START

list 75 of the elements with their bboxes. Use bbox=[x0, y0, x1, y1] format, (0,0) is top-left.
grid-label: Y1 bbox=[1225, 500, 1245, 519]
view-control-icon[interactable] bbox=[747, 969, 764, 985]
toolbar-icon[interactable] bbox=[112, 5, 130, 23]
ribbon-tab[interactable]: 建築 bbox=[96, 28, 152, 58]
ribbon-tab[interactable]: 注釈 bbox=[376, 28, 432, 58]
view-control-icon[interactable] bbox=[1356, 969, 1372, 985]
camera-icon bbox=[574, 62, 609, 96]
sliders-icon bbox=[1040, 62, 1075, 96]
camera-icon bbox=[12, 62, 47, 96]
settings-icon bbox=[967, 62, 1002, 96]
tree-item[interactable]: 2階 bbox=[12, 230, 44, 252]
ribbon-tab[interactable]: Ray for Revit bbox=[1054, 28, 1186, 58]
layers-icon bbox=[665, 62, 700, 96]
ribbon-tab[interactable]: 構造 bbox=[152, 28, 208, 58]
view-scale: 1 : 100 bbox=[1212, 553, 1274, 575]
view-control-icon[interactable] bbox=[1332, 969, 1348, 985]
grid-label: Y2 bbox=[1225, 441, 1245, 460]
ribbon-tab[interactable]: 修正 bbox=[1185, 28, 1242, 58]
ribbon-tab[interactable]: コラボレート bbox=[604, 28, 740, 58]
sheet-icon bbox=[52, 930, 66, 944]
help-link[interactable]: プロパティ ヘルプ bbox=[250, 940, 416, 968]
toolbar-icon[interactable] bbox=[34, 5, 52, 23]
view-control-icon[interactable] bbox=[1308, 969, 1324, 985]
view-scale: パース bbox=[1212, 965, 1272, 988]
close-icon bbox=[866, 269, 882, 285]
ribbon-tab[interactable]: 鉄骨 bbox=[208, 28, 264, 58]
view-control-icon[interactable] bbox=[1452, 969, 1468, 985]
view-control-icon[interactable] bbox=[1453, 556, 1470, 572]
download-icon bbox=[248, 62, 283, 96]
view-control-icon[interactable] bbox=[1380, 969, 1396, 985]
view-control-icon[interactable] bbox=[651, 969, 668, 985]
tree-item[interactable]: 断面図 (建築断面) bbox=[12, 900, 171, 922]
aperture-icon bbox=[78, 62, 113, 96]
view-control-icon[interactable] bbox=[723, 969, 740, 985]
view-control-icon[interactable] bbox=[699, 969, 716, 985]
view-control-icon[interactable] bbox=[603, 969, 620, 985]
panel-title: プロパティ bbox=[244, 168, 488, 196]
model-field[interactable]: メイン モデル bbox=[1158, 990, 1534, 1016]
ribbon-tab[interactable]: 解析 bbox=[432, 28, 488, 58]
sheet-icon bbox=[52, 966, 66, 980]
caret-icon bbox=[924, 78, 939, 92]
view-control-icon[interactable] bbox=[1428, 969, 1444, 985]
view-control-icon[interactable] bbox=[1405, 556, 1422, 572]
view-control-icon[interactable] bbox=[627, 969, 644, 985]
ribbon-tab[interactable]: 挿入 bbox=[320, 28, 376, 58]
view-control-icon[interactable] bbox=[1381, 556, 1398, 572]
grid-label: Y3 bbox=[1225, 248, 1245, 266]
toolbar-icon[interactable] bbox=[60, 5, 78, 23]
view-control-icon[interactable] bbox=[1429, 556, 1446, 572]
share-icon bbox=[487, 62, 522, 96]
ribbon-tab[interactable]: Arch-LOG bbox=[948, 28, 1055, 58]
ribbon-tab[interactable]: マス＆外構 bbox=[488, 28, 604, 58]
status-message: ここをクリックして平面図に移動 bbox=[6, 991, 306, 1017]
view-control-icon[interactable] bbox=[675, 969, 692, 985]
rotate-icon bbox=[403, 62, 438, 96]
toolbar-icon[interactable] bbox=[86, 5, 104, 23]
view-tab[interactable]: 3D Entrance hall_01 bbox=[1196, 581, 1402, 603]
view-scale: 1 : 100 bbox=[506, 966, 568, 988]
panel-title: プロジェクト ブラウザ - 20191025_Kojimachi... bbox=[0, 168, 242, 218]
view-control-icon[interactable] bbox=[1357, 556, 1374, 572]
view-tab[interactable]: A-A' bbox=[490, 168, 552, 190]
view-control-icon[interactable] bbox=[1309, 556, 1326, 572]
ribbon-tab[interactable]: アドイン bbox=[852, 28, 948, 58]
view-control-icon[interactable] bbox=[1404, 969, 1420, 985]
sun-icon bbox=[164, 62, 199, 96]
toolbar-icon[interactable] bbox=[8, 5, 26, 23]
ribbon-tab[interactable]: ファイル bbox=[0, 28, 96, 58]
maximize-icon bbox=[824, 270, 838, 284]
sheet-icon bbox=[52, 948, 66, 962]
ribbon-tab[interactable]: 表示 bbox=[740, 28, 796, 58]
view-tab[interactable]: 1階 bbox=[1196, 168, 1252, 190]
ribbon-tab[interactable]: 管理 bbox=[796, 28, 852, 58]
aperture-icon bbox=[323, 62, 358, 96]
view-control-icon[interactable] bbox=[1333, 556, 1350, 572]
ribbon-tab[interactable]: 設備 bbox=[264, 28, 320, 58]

END

## GOAL:
Could you write out the data, word for word, from its first line through the line with "layers-icon bbox=[665, 62, 700, 96]"?

## EXPECTED ANSWER:
list 75 of the elements with their bboxes. Use bbox=[x0, y0, x1, y1] format, (0,0) is top-left.
grid-label: Y1 bbox=[1225, 500, 1245, 519]
view-control-icon[interactable] bbox=[747, 969, 764, 985]
toolbar-icon[interactable] bbox=[112, 5, 130, 23]
ribbon-tab[interactable]: 建築 bbox=[96, 28, 152, 58]
ribbon-tab[interactable]: 注釈 bbox=[376, 28, 432, 58]
view-control-icon[interactable] bbox=[1356, 969, 1372, 985]
camera-icon bbox=[574, 62, 609, 96]
sliders-icon bbox=[1040, 62, 1075, 96]
camera-icon bbox=[12, 62, 47, 96]
settings-icon bbox=[967, 62, 1002, 96]
tree-item[interactable]: 2階 bbox=[12, 230, 44, 252]
ribbon-tab[interactable]: Ray for Revit bbox=[1054, 28, 1186, 58]
layers-icon bbox=[665, 62, 700, 96]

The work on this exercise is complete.